[Data entries]

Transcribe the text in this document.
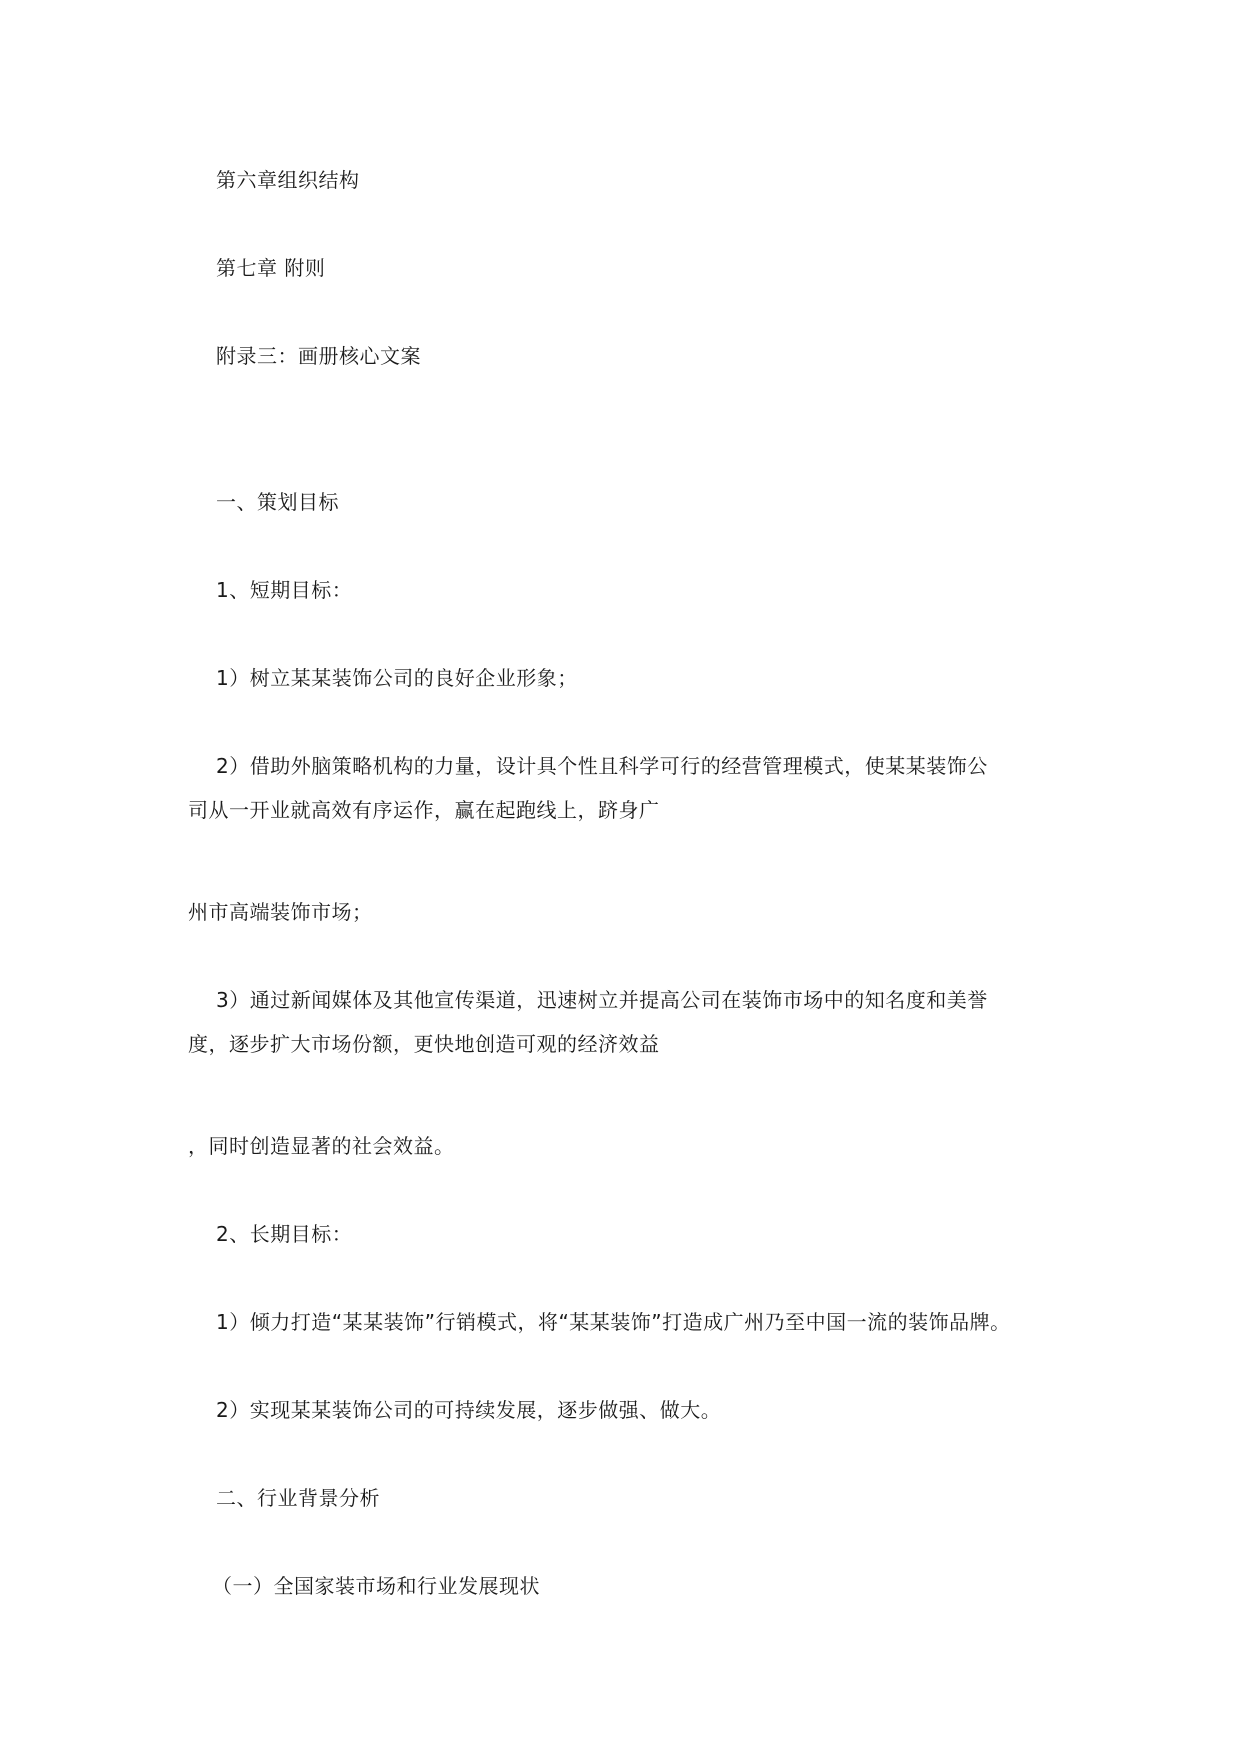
第六章组织结构

第七章 附则

附录三：画册核心文案

一、策划目标

1、短期目标：

1）树立某某装饰公司的良好企业形象；

2）借助外脑策略机构的力量，设计具个性且科学可行的经营管理模式，使某某装饰公

司从一开业就高效有序运作，赢在起跑线上，跻身广

州市高端装饰市场；

3）通过新闻媒体及其他宣传渠道，迅速树立并提高公司在装饰市场中的知名度和美誉

度，逐步扩大市场份额，更快地创造可观的经济效益

，同时创造显著的社会效益。

2、长期目标：

1）倾力打造“某某装饰”行销模式，将“某某装饰”打造成广州乃至中国一流的装饰品牌。

2）实现某某装饰公司的可持续发展，逐步做强、做大。

二、行业背景分析

（一）全国家装市场和行业发展现状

→ **EXERCISE DIRECTIONS**: Repeat the data exactly, excluding the pictures.

→ **RESULT OF THE TASK**:
Transcribe the text in this document.
第六章组织结构

第七章 附则

附录三：画册核心文案

一、策划目标

1、短期目标：

1）树立某某装饰公司的良好企业形象；

2）借助外脑策略机构的力量，设计具个性且科学可行的经营管理模式，使某某装饰公

司从一开业就高效有序运作，赢在起跑线上，跻身广

州市高端装饰市场；

3）通过新闻媒体及其他宣传渠道，迅速树立并提高公司在装饰市场中的知名度和美誉

度，逐步扩大市场份额，更快地创造可观的经济效益

，同时创造显著的社会效益。

2、长期目标：

1）倾力打造“某某装饰”行销模式，将“某某装饰”打造成广州乃至中国一流的装饰品牌。

2）实现某某装饰公司的可持续发展，逐步做强、做大。

二、行业背景分析

（一）全国家装市场和行业发展现状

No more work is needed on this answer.